DIRECTIONS FOR THIS TASK - Nothing but the lines from the one with "Convert this document image to plain text." to the final line should be returned, each exactly as it appears.

*** PROVIDED DATA ***

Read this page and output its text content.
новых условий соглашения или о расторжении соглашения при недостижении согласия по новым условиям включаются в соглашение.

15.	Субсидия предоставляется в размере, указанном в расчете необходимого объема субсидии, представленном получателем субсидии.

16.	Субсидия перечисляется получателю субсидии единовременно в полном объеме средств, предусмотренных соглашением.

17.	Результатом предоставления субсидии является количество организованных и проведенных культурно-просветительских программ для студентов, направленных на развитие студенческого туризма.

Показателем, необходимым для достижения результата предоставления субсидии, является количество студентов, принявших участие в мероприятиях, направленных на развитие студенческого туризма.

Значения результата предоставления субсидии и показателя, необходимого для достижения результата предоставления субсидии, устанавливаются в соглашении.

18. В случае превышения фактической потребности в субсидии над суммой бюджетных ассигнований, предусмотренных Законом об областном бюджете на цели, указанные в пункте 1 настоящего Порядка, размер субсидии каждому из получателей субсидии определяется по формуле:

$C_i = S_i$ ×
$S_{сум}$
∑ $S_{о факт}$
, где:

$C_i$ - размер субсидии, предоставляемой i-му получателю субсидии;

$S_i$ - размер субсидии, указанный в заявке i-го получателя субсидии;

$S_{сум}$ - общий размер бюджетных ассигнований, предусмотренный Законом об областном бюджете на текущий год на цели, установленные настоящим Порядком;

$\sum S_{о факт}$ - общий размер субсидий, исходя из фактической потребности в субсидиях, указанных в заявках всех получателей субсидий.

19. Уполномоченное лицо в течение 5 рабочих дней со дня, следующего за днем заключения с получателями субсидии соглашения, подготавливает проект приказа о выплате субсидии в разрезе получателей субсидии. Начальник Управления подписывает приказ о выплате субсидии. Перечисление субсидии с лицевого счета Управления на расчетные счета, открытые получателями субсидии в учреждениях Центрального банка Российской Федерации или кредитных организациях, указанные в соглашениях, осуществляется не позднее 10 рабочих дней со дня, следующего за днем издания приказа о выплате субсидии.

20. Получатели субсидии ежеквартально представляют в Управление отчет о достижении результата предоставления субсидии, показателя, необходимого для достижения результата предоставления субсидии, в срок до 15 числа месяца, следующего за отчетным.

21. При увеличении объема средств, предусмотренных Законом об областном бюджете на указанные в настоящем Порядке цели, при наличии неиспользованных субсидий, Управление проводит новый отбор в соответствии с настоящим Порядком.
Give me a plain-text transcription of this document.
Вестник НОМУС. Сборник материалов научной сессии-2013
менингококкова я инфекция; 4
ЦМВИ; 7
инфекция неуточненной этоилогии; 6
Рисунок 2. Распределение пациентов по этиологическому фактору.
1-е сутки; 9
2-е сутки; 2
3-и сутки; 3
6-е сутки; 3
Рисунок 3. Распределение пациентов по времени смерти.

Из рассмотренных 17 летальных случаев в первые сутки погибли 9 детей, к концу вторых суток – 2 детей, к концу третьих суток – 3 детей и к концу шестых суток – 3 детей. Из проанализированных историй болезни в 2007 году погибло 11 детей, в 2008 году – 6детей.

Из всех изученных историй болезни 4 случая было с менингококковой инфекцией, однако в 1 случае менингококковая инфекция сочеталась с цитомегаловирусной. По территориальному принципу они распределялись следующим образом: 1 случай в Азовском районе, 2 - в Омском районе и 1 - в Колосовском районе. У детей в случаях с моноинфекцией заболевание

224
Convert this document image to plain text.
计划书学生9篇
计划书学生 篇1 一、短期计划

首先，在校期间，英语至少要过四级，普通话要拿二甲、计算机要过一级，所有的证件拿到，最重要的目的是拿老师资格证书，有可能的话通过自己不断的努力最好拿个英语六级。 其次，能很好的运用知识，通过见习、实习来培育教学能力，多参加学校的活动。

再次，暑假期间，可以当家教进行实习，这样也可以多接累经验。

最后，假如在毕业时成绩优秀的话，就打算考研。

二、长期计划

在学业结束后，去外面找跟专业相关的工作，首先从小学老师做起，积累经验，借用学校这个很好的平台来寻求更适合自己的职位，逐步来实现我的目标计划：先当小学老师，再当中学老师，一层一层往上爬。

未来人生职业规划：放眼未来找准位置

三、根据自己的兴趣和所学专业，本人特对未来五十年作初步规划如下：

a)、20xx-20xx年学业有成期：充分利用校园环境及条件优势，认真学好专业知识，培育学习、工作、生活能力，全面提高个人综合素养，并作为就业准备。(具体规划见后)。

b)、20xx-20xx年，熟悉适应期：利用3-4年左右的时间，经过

***

CORRECT OUTPUT -
Convert this document image to plain text.
计划书学生9篇
计划书学生 篇1 一、短期计划

首先，在校期间，英语至少要过四级，普通话要拿二甲、计算机要过一级，所有的证件拿到，最重要的目的是拿老师资格证书，有可能的话通过自己不断的努力最好拿个英语六级。 其次，能很好的运用知识，通过见习、实习来培育教学能力，多参加学校的活动。

再次，暑假期间，可以当家教进行实习，这样也可以多接累经验。

最后，假如在毕业时成绩优秀的话，就打算考研。

二、长期计划

在学业结束后，去外面找跟专业相关的工作，首先从小学老师做起，积累经验，借用学校这个很好的平台来寻求更适合自己的职位，逐步来实现我的目标计划：先当小学老师，再当中学老师，一层一层往上爬。

未来人生职业规划：放眼未来找准位置

三、根据自己的兴趣和所学专业，本人特对未来五十年作初步规划如下：

a)、20xx-20xx年学业有成期：充分利用校园环境及条件优势，认真学好专业知识，培育学习、工作、生活能力，全面提高个人综合素养，并作为就业准备。(具体规划见后)。

b)、20xx-20xx年，熟悉适应期：利用3-4年左右的时间，经过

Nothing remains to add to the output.